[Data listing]
╭──

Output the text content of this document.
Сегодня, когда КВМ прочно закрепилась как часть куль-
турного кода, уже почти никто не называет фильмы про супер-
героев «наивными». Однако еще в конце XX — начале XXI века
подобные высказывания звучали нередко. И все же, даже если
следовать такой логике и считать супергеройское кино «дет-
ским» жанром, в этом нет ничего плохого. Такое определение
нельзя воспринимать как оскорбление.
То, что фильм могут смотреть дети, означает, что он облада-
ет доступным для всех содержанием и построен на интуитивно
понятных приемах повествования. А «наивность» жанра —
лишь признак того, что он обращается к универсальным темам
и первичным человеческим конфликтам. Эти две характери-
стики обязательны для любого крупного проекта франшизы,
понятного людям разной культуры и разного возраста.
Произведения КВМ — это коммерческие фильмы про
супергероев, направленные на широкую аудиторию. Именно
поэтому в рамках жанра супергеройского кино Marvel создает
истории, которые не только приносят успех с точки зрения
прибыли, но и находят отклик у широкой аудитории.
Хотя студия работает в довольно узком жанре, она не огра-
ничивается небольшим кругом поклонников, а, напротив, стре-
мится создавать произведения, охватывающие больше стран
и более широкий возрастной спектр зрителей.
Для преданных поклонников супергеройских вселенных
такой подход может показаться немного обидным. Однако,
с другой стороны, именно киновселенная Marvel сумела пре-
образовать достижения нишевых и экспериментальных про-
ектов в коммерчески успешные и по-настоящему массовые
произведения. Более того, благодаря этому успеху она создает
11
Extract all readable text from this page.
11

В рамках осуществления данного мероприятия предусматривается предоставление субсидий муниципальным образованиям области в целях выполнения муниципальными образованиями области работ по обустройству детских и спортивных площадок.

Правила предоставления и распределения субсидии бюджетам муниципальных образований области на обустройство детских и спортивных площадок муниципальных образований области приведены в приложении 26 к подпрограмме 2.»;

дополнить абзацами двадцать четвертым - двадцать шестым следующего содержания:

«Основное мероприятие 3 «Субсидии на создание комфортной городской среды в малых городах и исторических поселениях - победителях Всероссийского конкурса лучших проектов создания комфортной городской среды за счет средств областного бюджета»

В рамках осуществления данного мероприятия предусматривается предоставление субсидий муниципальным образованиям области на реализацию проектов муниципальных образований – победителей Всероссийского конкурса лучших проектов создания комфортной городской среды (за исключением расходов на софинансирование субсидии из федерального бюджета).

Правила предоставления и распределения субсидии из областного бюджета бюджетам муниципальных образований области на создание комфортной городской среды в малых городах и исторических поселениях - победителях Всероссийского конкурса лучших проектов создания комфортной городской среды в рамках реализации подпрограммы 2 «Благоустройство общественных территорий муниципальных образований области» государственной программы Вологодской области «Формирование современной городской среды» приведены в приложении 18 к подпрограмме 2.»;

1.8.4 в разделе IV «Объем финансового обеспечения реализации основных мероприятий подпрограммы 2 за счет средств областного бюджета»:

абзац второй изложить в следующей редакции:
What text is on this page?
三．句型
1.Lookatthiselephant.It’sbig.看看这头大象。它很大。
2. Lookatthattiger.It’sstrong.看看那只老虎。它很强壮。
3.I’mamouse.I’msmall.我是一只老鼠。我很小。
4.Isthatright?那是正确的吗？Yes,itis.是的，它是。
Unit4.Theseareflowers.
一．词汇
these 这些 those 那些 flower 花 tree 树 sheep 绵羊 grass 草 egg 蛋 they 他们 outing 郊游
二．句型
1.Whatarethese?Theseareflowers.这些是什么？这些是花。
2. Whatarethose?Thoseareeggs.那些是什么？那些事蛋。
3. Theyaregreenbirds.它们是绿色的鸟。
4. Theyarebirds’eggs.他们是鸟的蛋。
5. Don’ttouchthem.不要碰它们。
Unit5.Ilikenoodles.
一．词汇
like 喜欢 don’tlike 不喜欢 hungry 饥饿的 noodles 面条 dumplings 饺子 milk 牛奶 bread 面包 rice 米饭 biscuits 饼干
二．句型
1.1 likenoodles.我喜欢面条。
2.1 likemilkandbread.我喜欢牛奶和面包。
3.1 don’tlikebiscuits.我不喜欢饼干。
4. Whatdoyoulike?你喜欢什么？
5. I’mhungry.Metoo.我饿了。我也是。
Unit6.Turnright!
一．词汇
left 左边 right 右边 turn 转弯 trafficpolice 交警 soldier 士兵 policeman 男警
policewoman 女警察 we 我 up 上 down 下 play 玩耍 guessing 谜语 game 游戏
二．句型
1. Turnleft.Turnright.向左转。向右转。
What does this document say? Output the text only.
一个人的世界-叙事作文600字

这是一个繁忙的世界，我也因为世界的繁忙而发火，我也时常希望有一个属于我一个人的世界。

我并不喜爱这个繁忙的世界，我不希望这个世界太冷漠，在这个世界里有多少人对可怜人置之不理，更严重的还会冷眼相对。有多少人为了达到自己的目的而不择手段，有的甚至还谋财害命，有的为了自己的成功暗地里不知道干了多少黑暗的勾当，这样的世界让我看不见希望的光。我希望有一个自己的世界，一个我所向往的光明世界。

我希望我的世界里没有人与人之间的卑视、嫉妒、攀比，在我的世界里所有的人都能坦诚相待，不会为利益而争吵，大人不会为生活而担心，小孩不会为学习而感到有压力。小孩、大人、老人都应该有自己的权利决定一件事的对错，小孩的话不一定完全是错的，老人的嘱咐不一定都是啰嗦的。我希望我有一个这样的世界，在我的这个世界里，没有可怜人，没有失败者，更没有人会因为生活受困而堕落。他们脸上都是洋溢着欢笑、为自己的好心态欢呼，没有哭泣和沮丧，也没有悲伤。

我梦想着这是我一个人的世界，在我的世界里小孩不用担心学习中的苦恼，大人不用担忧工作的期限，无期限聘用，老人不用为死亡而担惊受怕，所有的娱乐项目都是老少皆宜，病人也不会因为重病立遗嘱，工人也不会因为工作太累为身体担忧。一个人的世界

╰──

◆ SET PROBLEM:
Would you give the material above again, complete and exact?

◆ RESULT BELOW:
Output the text content of this document.
Сегодня, когда КВМ прочно закрепилась как часть куль-
турного кода, уже почти никто не называет фильмы про супер-
героев «наивными». Однако еще в конце XX — начале XXI века
подобные высказывания звучали нередко. И все же, даже если
следовать такой логике и считать супергеройское кино «дет-
ским» жанром, в этом нет ничего плохого. Такое определение
нельзя воспринимать как оскорбление.
То, что фильм могут смотреть дети, означает, что он облада-
ет доступным для всех содержанием и построен на интуитивно
понятных приемах повествования. А «наивность» жанра —
лишь признак того, что он обращается к универсальным темам
и первичным человеческим конфликтам. Эти две характери-
стики обязательны для любого крупного проекта франшизы,
понятного людям разной культуры и разного возраста.
Произведения КВМ — это коммерческие фильмы про
супергероев, направленные на широкую аудиторию. Именно
поэтому в рамках жанра супергеройского кино Marvel создает
истории, которые не только приносят успех с точки зрения
прибыли, но и находят отклик у широкой аудитории.
Хотя студия работает в довольно узком жанре, она не огра-
ничивается небольшим кругом поклонников, а, напротив, стре-
мится создавать произведения, охватывающие больше стран
и более широкий возрастной спектр зрителей.
Для преданных поклонников супергеройских вселенных
такой подход может показаться немного обидным. Однако,
с другой стороны, именно киновселенная Marvel сумела пре-
образовать достижения нишевых и экспериментальных про-
ектов в коммерчески успешные и по-настоящему массовые
произведения. Более того, благодаря этому успеху она создает
11
Extract all readable text from this page.
11

В рамках осуществления данного мероприятия предусматривается предоставление субсидий муниципальным образованиям области в целях выполнения муниципальными образованиями области работ по обустройству детских и спортивных площадок.

Правила предоставления и распределения субсидии бюджетам муниципальных образований области на обустройство детских и спортивных площадок муниципальных образований области приведены в приложении 26 к подпрограмме 2.»;

дополнить абзацами двадцать четвертым - двадцать шестым следующего содержания:

«Основное мероприятие 3 «Субсидии на создание комфортной городской среды в малых городах и исторических поселениях - победителях Всероссийского конкурса лучших проектов создания комфортной городской среды за счет средств областного бюджета»

В рамках осуществления данного мероприятия предусматривается предоставление субсидий муниципальным образованиям области на реализацию проектов муниципальных образований – победителей Всероссийского конкурса лучших проектов создания комфортной городской среды (за исключением расходов на софинансирование субсидии из федерального бюджета).

Правила предоставления и распределения субсидии из областного бюджета бюджетам муниципальных образований области на создание комфортной городской среды в малых городах и исторических поселениях - победителях Всероссийского конкурса лучших проектов создания комфортной городской среды в рамках реализации подпрограммы 2 «Благоустройство общественных территорий муниципальных образований области» государственной программы Вологодской области «Формирование современной городской среды» приведены в приложении 18 к подпрограмме 2.»;

1.8.4 в разделе IV «Объем финансового обеспечения реализации основных мероприятий подпрограммы 2 за счет средств областного бюджета»:

абзац второй изложить в следующей редакции:
What text is on this page?
三．句型
1.Lookatthiselephant.It’sbig.看看这头大象。它很大。
2. Lookatthattiger.It’sstrong.看看那只老虎。它很强壮。
3.I’mamouse.I’msmall.我是一只老鼠。我很小。
4.Isthatright?那是正确的吗？Yes,itis.是的，它是。
Unit4.Theseareflowers.
一．词汇
these 这些 those 那些 flower 花 tree 树 sheep 绵羊 grass 草 egg 蛋 they 他们 outing 郊游
二．句型
1.Whatarethese?Theseareflowers.这些是什么？这些是花。
2. Whatarethose?Thoseareeggs.那些是什么？那些事蛋。
3. Theyaregreenbirds.它们是绿色的鸟。
4. Theyarebirds’eggs.他们是鸟的蛋。
5. Don’ttouchthem.不要碰它们。
Unit5.Ilikenoodles.
一．词汇
like 喜欢 don’tlike 不喜欢 hungry 饥饿的 noodles 面条 dumplings 饺子 milk 牛奶 bread 面包 rice 米饭 biscuits 饼干
二．句型
1.1 likenoodles.我喜欢面条。
2.1 likemilkandbread.我喜欢牛奶和面包。
3.1 don’tlikebiscuits.我不喜欢饼干。
4. Whatdoyoulike?你喜欢什么？
5. I’mhungry.Metoo.我饿了。我也是。
Unit6.Turnright!
一．词汇
left 左边 right 右边 turn 转弯 trafficpolice 交警 soldier 士兵 policeman 男警
policewoman 女警察 we 我 up 上 down 下 play 玩耍 guessing 谜语 game 游戏
二．句型
1. Turnleft.Turnright.向左转。向右转。
What does this document say? Output the text only.
一个人的世界-叙事作文600字

这是一个繁忙的世界，我也因为世界的繁忙而发火，我也时常希望有一个属于我一个人的世界。

我并不喜爱这个繁忙的世界，我不希望这个世界太冷漠，在这个世界里有多少人对可怜人置之不理，更严重的还会冷眼相对。有多少人为了达到自己的目的而不择手段，有的甚至还谋财害命，有的为了自己的成功暗地里不知道干了多少黑暗的勾当，这样的世界让我看不见希望的光。我希望有一个自己的世界，一个我所向往的光明世界。

我希望我的世界里没有人与人之间的卑视、嫉妒、攀比，在我的世界里所有的人都能坦诚相待，不会为利益而争吵，大人不会为生活而担心，小孩不会为学习而感到有压力。小孩、大人、老人都应该有自己的权利决定一件事的对错，小孩的话不一定完全是错的，老人的嘱咐不一定都是啰嗦的。我希望我有一个这样的世界，在我的这个世界里，没有可怜人，没有失败者，更没有人会因为生活受困而堕落。他们脸上都是洋溢着欢笑、为自己的好心态欢呼，没有哭泣和沮丧，也没有悲伤。

我梦想着这是我一个人的世界，在我的世界里小孩不用担心学习中的苦恼，大人不用担忧工作的期限，无期限聘用，老人不用为死亡而担惊受怕，所有的娱乐项目都是老少皆宜，病人也不会因为重病立遗嘱，工人也不会因为工作太累为身体担忧。一个人的世界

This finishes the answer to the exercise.